* _Work required_: Count lines, not occurrences: give the number of lines holding the word "circle", and nothing besides.

* Start Data section *

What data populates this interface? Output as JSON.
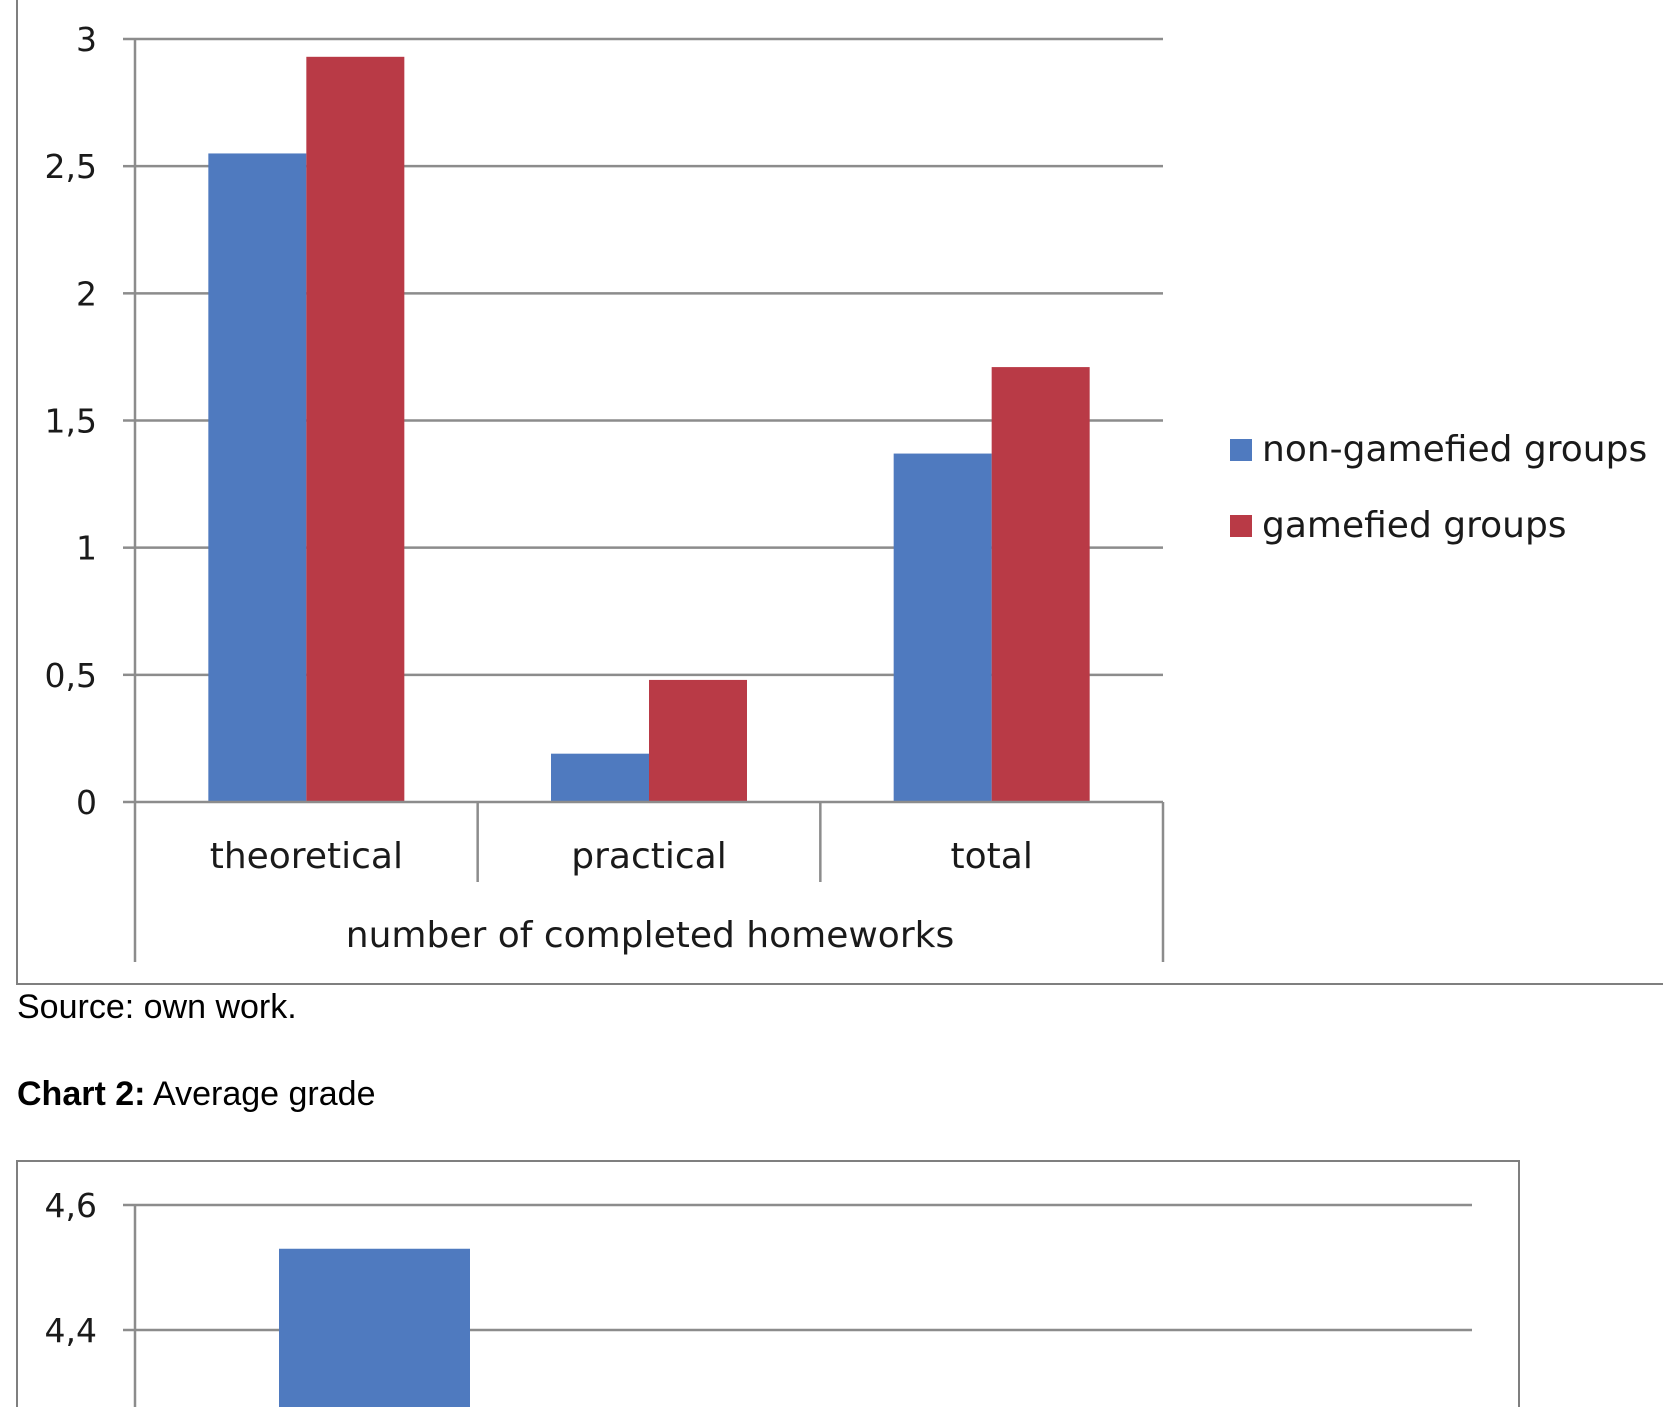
{
  "source_note": "Source: own work.",
  "chart2_caption": {
    "label": "Chart 2:",
    "title": "Average grade"
  },
  "colors": {
    "series1": "#4f7abf",
    "series2": "#b93a46",
    "grid": "#8c8c8c",
    "frame": "#7f7f7f"
  },
  "chart_data": [
    {
      "type": "bar",
      "categories": [
        "theoretical",
        "practical",
        "total"
      ],
      "group_label": "number of completed homeworks",
      "series": [
        {
          "name": "non-gamefied groups",
          "values": [
            2.55,
            0.19,
            1.37
          ]
        },
        {
          "name": "gamefied groups",
          "values": [
            2.93,
            0.48,
            1.71
          ]
        }
      ],
      "ylim": [
        0,
        3
      ],
      "yticks": [
        "0",
        "0,5",
        "1",
        "1,5",
        "2",
        "2,5",
        "3"
      ],
      "ytick_values": [
        0,
        0.5,
        1,
        1.5,
        2,
        2.5,
        3
      ],
      "grid": true,
      "legend": "right"
    },
    {
      "type": "bar",
      "series": [
        {
          "values": [
            4.53
          ]
        }
      ],
      "ytick_values": [
        4.4,
        4.6
      ],
      "yticks": [
        "4,4",
        "4,6"
      ],
      "grid": true
    }
  ]
}
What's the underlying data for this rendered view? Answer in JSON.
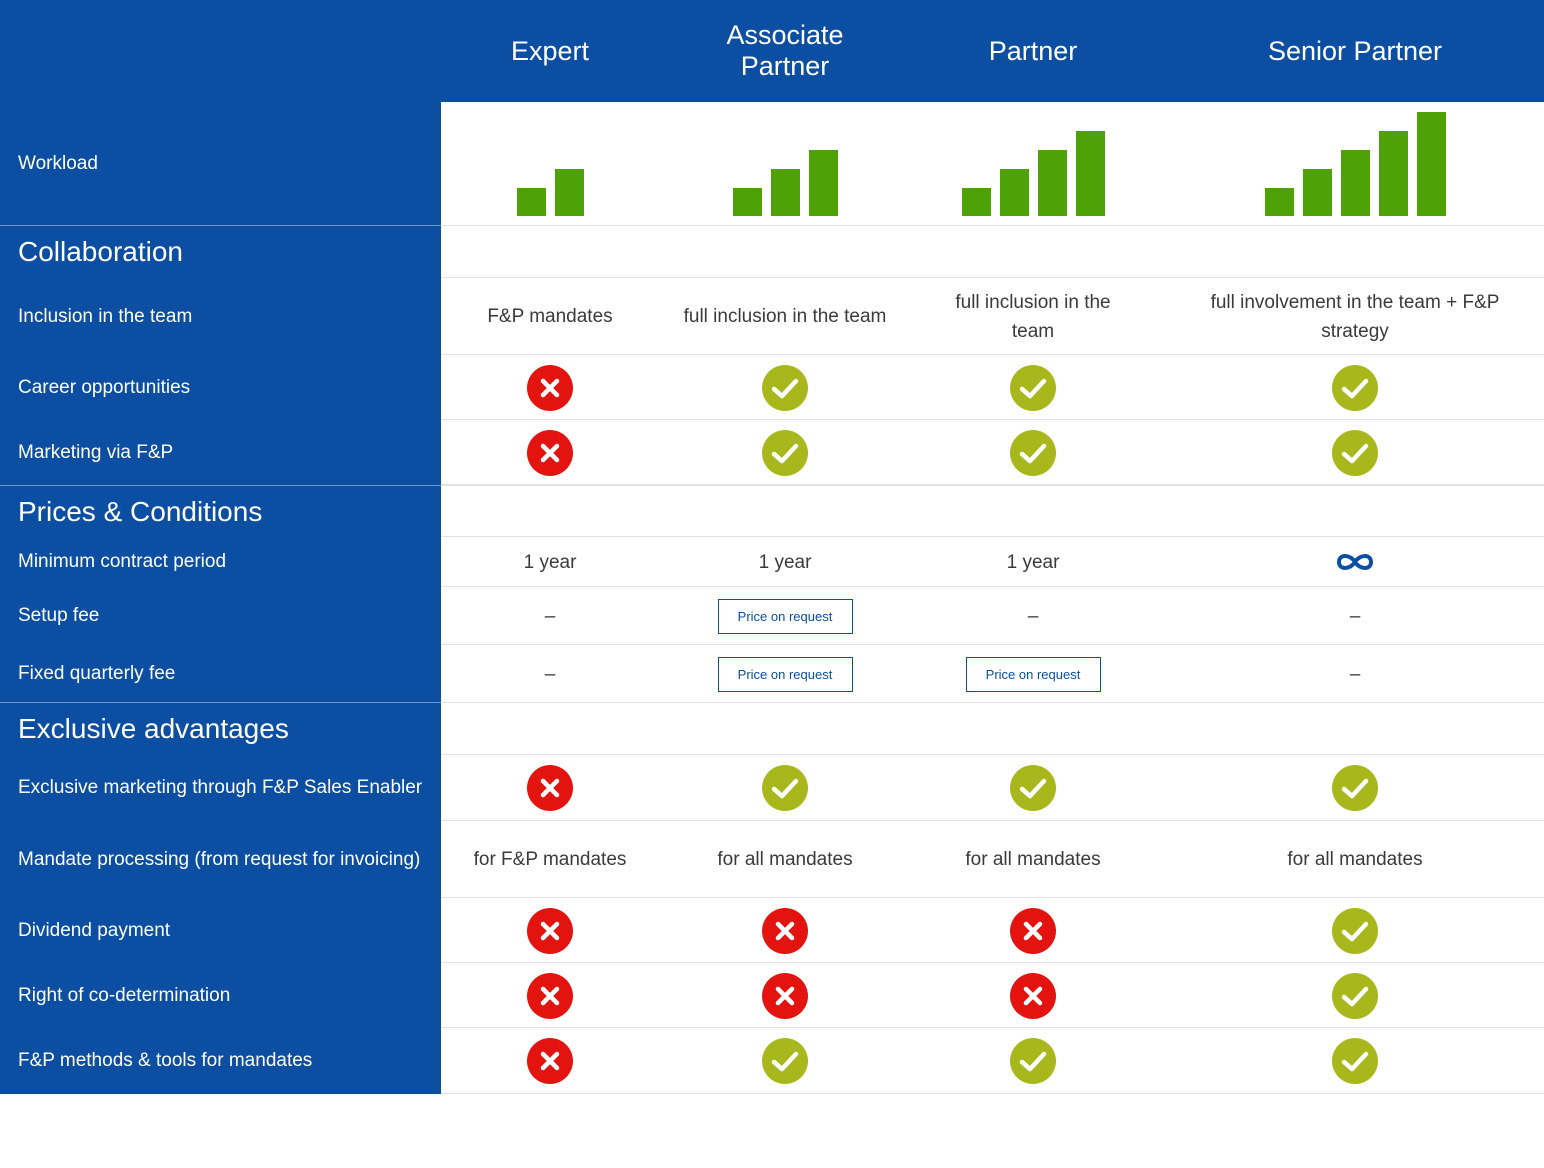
{
  "colors": {
    "header_bg": "#0b4ea2",
    "bar_green": "#4ea106",
    "check_green": "#a8b81c",
    "cross_red": "#e3140f"
  },
  "columns": [
    {
      "label": "Expert"
    },
    {
      "label": "Associate Partner"
    },
    {
      "label": "Partner"
    },
    {
      "label": "Senior Partner"
    }
  ],
  "workload": {
    "label": "Workload",
    "levels": [
      2,
      3,
      4,
      5
    ]
  },
  "sections": [
    {
      "title": "Collaboration",
      "rows": [
        {
          "label": "Inclusion in the team",
          "type": "text",
          "values": [
            "F&P mandates",
            "full inclusion in the team",
            "full inclusion in the team",
            "full involvement in the team + F&P strategy"
          ]
        },
        {
          "label": "Career opportunities",
          "type": "icon",
          "values": [
            "cross",
            "check",
            "check",
            "check"
          ]
        },
        {
          "label": "Marketing via F&P",
          "type": "icon",
          "values": [
            "cross",
            "check",
            "check",
            "check"
          ]
        }
      ]
    },
    {
      "title": "Prices & Conditions",
      "rows": [
        {
          "label": "Minimum contract period",
          "type": "mixed",
          "values": [
            "1 year",
            "1 year",
            "1 year",
            "infinity"
          ]
        },
        {
          "label": "Setup fee",
          "type": "mixed",
          "values": [
            "–",
            "Price on request",
            "–",
            "–"
          ]
        },
        {
          "label": "Fixed quarterly fee",
          "type": "mixed",
          "values": [
            "–",
            "Price on request",
            "Price on request",
            "–"
          ]
        }
      ]
    },
    {
      "title": "Exclusive advantages",
      "rows": [
        {
          "label": "Exclusive marketing through F&P Sales Enabler",
          "type": "icon",
          "values": [
            "cross",
            "check",
            "check",
            "check"
          ]
        },
        {
          "label": "Mandate processing (from request for invoicing)",
          "type": "text",
          "values": [
            "for F&P mandates",
            "for all mandates",
            "for all mandates",
            "for all mandates"
          ]
        },
        {
          "label": "Dividend payment",
          "type": "icon",
          "values": [
            "cross",
            "cross",
            "cross",
            "check"
          ]
        },
        {
          "label": "Right of co-determination",
          "type": "icon",
          "values": [
            "cross",
            "cross",
            "cross",
            "check"
          ]
        },
        {
          "label": "F&P methods & tools for mandates",
          "type": "icon",
          "values": [
            "cross",
            "check",
            "check",
            "check"
          ]
        }
      ]
    }
  ],
  "price_button_label": "Price on request",
  "icon_names": {
    "check": "check-circle-icon",
    "cross": "cross-circle-icon",
    "infinity": "infinity-icon"
  }
}
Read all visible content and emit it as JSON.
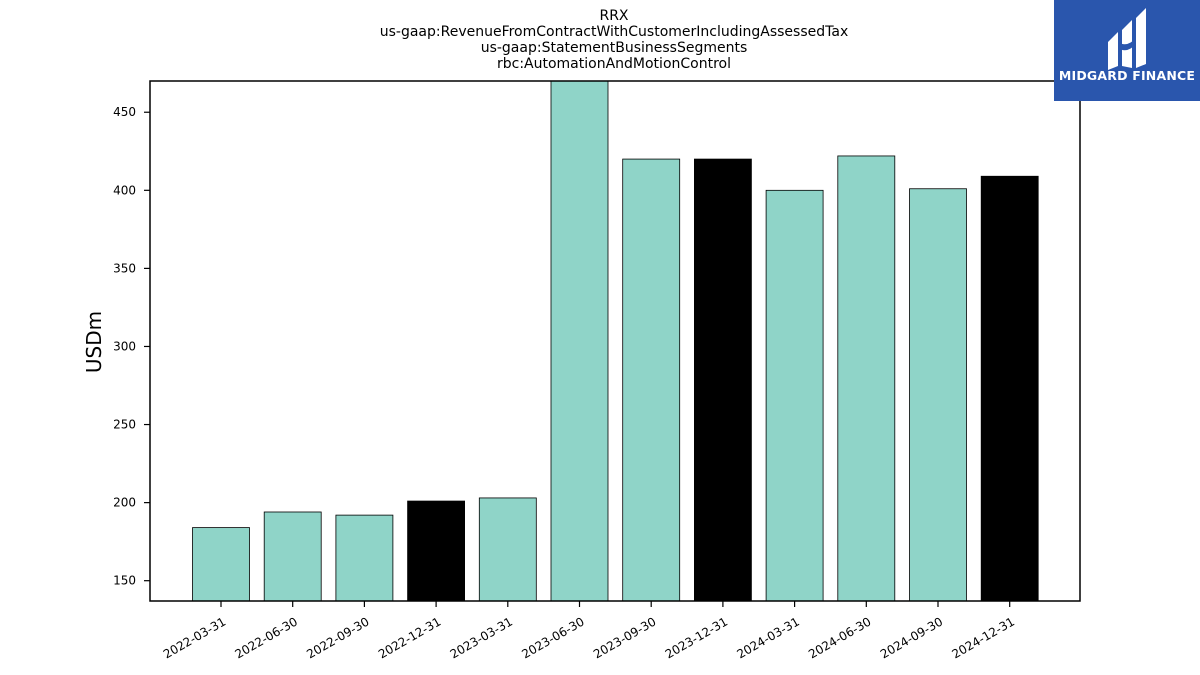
{
  "chart_data": {
    "type": "bar",
    "title": [
      "RRX",
      "us-gaap:RevenueFromContractWithCustomerIncludingAssessedTax",
      "us-gaap:StatementBusinessSegments",
      "rbc:AutomationAndMotionControl"
    ],
    "ylabel": "USDm",
    "xlabel": "",
    "categories": [
      "2022-03-31",
      "2022-06-30",
      "2022-09-30",
      "2022-12-31",
      "2023-03-31",
      "2023-06-30",
      "2023-09-30",
      "2023-12-31",
      "2024-03-31",
      "2024-06-30",
      "2024-09-30",
      "2024-12-31"
    ],
    "values": [
      184,
      194,
      192,
      201,
      203,
      471,
      420,
      420,
      400,
      422,
      401,
      409
    ],
    "bar_colors": [
      "#8fd4c8",
      "#8fd4c8",
      "#8fd4c8",
      "#000000",
      "#8fd4c8",
      "#8fd4c8",
      "#8fd4c8",
      "#000000",
      "#8fd4c8",
      "#8fd4c8",
      "#8fd4c8",
      "#000000"
    ],
    "yticks": [
      150,
      200,
      250,
      300,
      350,
      400,
      450
    ],
    "ylim": [
      137,
      470
    ],
    "grid": false,
    "legend": "none"
  },
  "logo": {
    "text": "MIDGARD FINANCE",
    "background": "#2a56ad"
  }
}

* End Data section *

* _Output below_: 2